▶ To be done
Please copy the records word for word, from the start up to and including the line with "434, 1215, 462]".

▶ Task input
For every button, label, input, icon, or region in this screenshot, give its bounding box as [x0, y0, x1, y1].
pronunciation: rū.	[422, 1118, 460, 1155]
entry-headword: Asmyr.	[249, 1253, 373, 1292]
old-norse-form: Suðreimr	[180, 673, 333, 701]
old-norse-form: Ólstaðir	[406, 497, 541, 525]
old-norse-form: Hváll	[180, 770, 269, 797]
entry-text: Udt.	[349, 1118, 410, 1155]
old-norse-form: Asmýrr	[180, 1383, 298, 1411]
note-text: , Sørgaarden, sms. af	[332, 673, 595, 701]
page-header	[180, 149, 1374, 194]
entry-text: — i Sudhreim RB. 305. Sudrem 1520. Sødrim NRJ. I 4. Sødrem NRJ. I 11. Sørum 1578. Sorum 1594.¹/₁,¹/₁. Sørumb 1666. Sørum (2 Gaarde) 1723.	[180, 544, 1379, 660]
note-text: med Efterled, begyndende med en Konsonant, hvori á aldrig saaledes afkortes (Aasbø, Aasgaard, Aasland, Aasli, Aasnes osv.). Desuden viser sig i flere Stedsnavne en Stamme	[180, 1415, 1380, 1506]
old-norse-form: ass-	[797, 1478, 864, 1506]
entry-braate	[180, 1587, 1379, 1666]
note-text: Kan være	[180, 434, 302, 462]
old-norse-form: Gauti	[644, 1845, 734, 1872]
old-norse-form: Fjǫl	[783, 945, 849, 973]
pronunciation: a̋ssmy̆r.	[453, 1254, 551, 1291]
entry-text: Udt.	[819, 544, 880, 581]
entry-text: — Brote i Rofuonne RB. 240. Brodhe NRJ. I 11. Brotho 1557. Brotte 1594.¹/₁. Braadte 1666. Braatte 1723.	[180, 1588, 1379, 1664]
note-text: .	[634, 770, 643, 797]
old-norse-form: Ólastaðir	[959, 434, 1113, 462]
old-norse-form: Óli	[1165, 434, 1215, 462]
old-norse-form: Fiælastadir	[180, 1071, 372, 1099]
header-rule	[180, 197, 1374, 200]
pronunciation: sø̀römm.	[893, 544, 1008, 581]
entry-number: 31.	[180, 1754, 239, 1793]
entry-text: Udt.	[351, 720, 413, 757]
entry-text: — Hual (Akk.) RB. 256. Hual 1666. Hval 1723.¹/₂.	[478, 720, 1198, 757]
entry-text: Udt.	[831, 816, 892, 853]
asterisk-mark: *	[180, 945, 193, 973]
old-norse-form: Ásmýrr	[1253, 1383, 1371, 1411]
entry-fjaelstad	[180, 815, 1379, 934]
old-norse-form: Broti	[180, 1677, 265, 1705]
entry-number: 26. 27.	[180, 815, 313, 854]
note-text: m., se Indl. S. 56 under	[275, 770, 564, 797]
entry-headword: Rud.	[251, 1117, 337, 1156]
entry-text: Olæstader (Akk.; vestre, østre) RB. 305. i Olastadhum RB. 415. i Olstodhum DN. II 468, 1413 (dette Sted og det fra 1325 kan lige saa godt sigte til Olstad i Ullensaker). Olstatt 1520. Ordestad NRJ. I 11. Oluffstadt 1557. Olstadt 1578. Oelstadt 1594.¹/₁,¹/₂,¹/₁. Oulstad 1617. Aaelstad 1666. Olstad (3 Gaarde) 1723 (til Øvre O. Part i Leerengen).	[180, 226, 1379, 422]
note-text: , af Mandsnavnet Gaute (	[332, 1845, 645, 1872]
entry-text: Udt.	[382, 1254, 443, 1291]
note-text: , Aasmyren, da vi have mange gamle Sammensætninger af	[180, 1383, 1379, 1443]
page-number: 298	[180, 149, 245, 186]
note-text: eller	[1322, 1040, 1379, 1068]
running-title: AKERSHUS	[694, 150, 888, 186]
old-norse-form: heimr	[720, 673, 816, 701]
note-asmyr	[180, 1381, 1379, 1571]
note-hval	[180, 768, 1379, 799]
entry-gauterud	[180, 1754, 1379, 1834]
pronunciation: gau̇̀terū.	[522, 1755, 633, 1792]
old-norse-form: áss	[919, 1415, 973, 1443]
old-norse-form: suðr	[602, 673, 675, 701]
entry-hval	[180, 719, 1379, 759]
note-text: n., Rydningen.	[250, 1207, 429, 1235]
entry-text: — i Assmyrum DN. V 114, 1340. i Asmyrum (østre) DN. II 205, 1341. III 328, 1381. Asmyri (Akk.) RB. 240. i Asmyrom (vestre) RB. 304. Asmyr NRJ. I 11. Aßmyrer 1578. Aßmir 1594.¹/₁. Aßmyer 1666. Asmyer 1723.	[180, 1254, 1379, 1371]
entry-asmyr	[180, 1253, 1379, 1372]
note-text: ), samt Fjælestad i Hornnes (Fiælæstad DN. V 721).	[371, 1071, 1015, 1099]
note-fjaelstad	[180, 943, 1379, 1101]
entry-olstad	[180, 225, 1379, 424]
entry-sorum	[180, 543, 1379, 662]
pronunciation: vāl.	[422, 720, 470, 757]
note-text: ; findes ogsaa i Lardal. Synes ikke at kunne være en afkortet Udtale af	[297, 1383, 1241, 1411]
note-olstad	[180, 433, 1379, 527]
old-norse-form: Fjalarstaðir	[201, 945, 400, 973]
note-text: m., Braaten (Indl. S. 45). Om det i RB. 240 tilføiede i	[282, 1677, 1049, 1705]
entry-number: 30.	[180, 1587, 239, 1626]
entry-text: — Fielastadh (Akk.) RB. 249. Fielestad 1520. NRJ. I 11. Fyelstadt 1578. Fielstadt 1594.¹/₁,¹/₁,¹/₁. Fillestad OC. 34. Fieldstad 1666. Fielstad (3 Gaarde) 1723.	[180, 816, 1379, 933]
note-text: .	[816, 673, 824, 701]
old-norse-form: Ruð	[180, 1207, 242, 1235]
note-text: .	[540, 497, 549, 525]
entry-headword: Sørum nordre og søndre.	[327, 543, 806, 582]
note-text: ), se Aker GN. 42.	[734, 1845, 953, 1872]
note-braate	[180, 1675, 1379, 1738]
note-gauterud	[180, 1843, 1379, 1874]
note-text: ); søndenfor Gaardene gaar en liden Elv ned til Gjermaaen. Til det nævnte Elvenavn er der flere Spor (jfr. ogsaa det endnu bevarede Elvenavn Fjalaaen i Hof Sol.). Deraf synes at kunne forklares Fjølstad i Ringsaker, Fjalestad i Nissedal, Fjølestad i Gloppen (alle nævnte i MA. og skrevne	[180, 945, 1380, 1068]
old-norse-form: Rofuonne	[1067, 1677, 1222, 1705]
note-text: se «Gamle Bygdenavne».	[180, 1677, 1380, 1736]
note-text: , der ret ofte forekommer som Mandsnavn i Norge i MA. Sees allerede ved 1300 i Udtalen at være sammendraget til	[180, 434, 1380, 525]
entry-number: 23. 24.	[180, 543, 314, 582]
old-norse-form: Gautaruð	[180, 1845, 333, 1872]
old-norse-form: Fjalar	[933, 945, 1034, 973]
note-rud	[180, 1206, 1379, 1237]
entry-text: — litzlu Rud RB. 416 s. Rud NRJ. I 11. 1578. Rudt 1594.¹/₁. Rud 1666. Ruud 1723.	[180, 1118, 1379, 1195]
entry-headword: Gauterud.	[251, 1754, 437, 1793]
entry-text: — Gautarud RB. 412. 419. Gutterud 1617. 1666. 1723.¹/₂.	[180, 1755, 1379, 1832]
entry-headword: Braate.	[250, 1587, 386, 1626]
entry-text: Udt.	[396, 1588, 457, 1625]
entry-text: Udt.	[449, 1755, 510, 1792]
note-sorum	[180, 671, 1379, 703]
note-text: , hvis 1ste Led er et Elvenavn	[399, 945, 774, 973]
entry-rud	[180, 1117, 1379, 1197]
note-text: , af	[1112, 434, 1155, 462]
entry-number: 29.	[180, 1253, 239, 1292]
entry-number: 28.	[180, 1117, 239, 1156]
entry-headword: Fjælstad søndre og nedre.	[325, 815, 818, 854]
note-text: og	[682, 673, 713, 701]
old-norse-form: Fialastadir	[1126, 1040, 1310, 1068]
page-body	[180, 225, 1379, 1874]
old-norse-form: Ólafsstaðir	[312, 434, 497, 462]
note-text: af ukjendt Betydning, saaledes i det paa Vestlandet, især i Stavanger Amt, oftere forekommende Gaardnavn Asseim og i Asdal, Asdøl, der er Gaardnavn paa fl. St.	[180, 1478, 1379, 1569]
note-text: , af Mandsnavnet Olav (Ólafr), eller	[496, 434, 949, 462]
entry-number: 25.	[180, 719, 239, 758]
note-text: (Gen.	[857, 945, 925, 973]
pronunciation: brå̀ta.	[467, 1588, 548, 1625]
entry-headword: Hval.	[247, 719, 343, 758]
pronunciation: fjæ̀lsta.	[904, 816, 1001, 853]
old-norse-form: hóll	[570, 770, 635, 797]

▶ Task answer
For every button, label, input, icon, or region in this screenshot, give its bounding box as [x0, y0, x1, y1].
pronunciation: rū.	[422, 1118, 460, 1155]
entry-headword: Asmyr.	[249, 1253, 373, 1292]
old-norse-form: Suðreimr	[180, 673, 333, 701]
old-norse-form: Ólstaðir	[406, 497, 541, 525]
old-norse-form: Hváll	[180, 770, 269, 797]
entry-text: Udt.	[349, 1118, 410, 1155]
old-norse-form: Asmýrr	[180, 1383, 298, 1411]
note-text: , Sørgaarden, sms. af	[332, 673, 595, 701]
page-header	[180, 149, 1374, 194]
entry-text: — i Sudhreim RB. 305. Sudrem 1520. Sødrim NRJ. I 4. Sødrem NRJ. I 11. Sørum 1578. Sorum 1594.¹/₁,¹/₁. Sørumb 1666. Sørum (2 Gaarde) 1723.	[180, 544, 1379, 660]
note-text: med Efterled, begyndende med en Konsonant, hvori á aldrig saaledes afkortes (Aasbø, Aasgaard, Aasland, Aasli, Aasnes osv.). Desuden viser sig i flere Stedsnavne en Stamme	[180, 1415, 1380, 1506]
old-norse-form: ass-	[797, 1478, 864, 1506]
entry-braate	[180, 1587, 1379, 1666]
note-text: Kan være	[180, 434, 302, 462]
old-norse-form: Gauti	[644, 1845, 734, 1872]
old-norse-form: Fjǫl	[783, 945, 849, 973]
pronunciation: a̋ssmy̆r.	[453, 1254, 551, 1291]
entry-text: Udt.	[819, 544, 880, 581]
entry-text: — Brote i Rofuonne RB. 240. Brodhe NRJ. I 11. Brotho 1557. Brotte 1594.¹/₁. Braadte 1666. Braatte 1723.	[180, 1588, 1379, 1664]
note-text: .	[634, 770, 643, 797]
old-norse-form: Ólastaðir	[959, 434, 1113, 462]
old-norse-form: Óli	[1165, 434, 1215, 462]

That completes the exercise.